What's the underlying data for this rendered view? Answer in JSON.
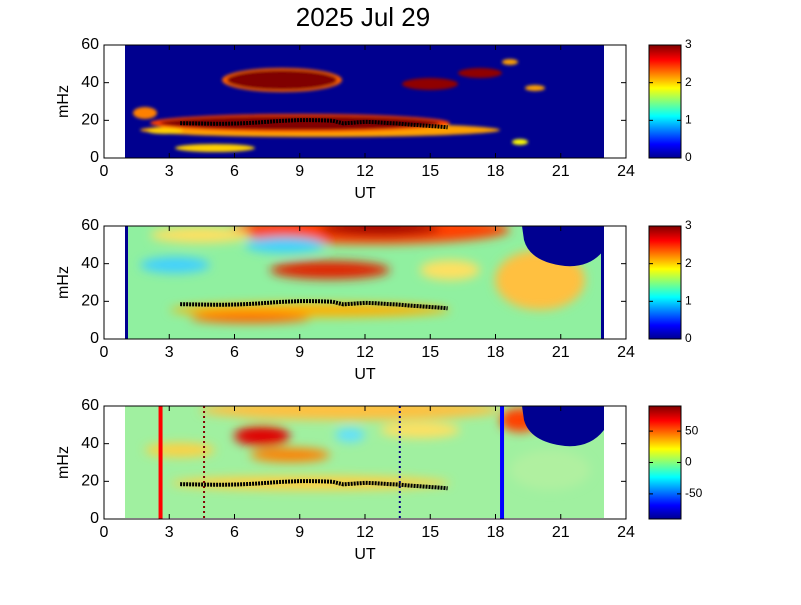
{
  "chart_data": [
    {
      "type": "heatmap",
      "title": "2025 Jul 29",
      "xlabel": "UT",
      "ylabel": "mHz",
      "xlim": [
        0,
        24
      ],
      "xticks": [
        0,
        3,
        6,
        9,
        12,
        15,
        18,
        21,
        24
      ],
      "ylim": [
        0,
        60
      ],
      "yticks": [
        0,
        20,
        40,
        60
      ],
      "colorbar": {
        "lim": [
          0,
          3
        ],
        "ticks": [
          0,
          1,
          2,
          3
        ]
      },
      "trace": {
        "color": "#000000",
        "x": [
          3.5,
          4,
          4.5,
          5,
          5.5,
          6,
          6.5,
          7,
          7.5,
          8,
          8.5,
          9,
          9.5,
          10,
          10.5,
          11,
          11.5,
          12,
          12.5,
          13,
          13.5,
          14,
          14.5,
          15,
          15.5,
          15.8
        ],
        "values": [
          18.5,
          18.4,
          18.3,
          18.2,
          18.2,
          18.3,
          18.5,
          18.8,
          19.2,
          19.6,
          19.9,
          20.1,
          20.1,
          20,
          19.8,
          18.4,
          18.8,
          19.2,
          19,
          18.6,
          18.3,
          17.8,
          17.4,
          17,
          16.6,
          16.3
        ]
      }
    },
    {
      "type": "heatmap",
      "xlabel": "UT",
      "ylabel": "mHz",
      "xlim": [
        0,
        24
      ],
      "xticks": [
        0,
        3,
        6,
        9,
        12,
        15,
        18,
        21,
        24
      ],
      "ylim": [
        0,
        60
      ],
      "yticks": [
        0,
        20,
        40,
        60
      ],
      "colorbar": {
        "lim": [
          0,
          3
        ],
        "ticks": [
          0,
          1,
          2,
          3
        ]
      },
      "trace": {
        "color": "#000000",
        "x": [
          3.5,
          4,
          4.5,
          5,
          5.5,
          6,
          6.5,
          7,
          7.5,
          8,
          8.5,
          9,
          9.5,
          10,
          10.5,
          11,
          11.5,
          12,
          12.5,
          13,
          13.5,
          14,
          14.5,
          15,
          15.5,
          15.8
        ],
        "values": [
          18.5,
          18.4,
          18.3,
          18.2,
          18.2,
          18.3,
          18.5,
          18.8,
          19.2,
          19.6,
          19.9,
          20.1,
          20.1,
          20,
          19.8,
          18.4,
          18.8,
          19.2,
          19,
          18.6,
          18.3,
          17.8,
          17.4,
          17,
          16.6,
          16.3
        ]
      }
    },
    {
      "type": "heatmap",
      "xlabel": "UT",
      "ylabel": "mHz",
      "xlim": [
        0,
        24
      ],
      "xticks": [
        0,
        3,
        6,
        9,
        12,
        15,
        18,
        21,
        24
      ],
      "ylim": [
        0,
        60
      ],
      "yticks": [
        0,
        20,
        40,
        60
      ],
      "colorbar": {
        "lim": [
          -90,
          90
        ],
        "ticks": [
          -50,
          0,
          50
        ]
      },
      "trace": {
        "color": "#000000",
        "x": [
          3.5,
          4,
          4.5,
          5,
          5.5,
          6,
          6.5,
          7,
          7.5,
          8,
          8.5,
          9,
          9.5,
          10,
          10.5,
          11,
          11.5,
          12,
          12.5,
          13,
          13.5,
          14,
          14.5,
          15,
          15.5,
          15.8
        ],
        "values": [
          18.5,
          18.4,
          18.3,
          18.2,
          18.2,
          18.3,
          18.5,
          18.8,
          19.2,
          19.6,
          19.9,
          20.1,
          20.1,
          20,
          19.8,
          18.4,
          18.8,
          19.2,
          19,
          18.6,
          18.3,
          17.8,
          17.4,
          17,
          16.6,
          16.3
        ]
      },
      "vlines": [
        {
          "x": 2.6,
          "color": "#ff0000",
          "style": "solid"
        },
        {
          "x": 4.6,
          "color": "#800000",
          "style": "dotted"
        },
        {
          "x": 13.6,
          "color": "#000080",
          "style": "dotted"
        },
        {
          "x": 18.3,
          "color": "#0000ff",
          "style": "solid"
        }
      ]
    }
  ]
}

- - - - -

- [EXERCISE DIRECTIONS] Restate the whole listing above exactly, except for its images.

- [RESULT OF THE EXERCISE]
What's the underlying data for this rendered view? Answer in JSON.
{
  "chart_data": [
    {
      "type": "heatmap",
      "title": "2025 Jul 29",
      "xlabel": "UT",
      "ylabel": "mHz",
      "xlim": [
        0,
        24
      ],
      "xticks": [
        0,
        3,
        6,
        9,
        12,
        15,
        18,
        21,
        24
      ],
      "ylim": [
        0,
        60
      ],
      "yticks": [
        0,
        20,
        40,
        60
      ],
      "colorbar": {
        "lim": [
          0,
          3
        ],
        "ticks": [
          0,
          1,
          2,
          3
        ]
      },
      "trace": {
        "color": "#000000",
        "x": [
          3.5,
          4,
          4.5,
          5,
          5.5,
          6,
          6.5,
          7,
          7.5,
          8,
          8.5,
          9,
          9.5,
          10,
          10.5,
          11,
          11.5,
          12,
          12.5,
          13,
          13.5,
          14,
          14.5,
          15,
          15.5,
          15.8
        ],
        "values": [
          18.5,
          18.4,
          18.3,
          18.2,
          18.2,
          18.3,
          18.5,
          18.8,
          19.2,
          19.6,
          19.9,
          20.1,
          20.1,
          20,
          19.8,
          18.4,
          18.8,
          19.2,
          19,
          18.6,
          18.3,
          17.8,
          17.4,
          17,
          16.6,
          16.3
        ]
      }
    },
    {
      "type": "heatmap",
      "xlabel": "UT",
      "ylabel": "mHz",
      "xlim": [
        0,
        24
      ],
      "xticks": [
        0,
        3,
        6,
        9,
        12,
        15,
        18,
        21,
        24
      ],
      "ylim": [
        0,
        60
      ],
      "yticks": [
        0,
        20,
        40,
        60
      ],
      "colorbar": {
        "lim": [
          0,
          3
        ],
        "ticks": [
          0,
          1,
          2,
          3
        ]
      },
      "trace": {
        "color": "#000000",
        "x": [
          3.5,
          4,
          4.5,
          5,
          5.5,
          6,
          6.5,
          7,
          7.5,
          8,
          8.5,
          9,
          9.5,
          10,
          10.5,
          11,
          11.5,
          12,
          12.5,
          13,
          13.5,
          14,
          14.5,
          15,
          15.5,
          15.8
        ],
        "values": [
          18.5,
          18.4,
          18.3,
          18.2,
          18.2,
          18.3,
          18.5,
          18.8,
          19.2,
          19.6,
          19.9,
          20.1,
          20.1,
          20,
          19.8,
          18.4,
          18.8,
          19.2,
          19,
          18.6,
          18.3,
          17.8,
          17.4,
          17,
          16.6,
          16.3
        ]
      }
    },
    {
      "type": "heatmap",
      "xlabel": "UT",
      "ylabel": "mHz",
      "xlim": [
        0,
        24
      ],
      "xticks": [
        0,
        3,
        6,
        9,
        12,
        15,
        18,
        21,
        24
      ],
      "ylim": [
        0,
        60
      ],
      "yticks": [
        0,
        20,
        40,
        60
      ],
      "colorbar": {
        "lim": [
          -90,
          90
        ],
        "ticks": [
          -50,
          0,
          50
        ]
      },
      "trace": {
        "color": "#000000",
        "x": [
          3.5,
          4,
          4.5,
          5,
          5.5,
          6,
          6.5,
          7,
          7.5,
          8,
          8.5,
          9,
          9.5,
          10,
          10.5,
          11,
          11.5,
          12,
          12.5,
          13,
          13.5,
          14,
          14.5,
          15,
          15.5,
          15.8
        ],
        "values": [
          18.5,
          18.4,
          18.3,
          18.2,
          18.2,
          18.3,
          18.5,
          18.8,
          19.2,
          19.6,
          19.9,
          20.1,
          20.1,
          20,
          19.8,
          18.4,
          18.8,
          19.2,
          19,
          18.6,
          18.3,
          17.8,
          17.4,
          17,
          16.6,
          16.3
        ]
      },
      "vlines": [
        {
          "x": 2.6,
          "color": "#ff0000",
          "style": "solid"
        },
        {
          "x": 4.6,
          "color": "#800000",
          "style": "dotted"
        },
        {
          "x": 13.6,
          "color": "#000080",
          "style": "dotted"
        },
        {
          "x": 18.3,
          "color": "#0000ff",
          "style": "solid"
        }
      ]
    }
  ]
}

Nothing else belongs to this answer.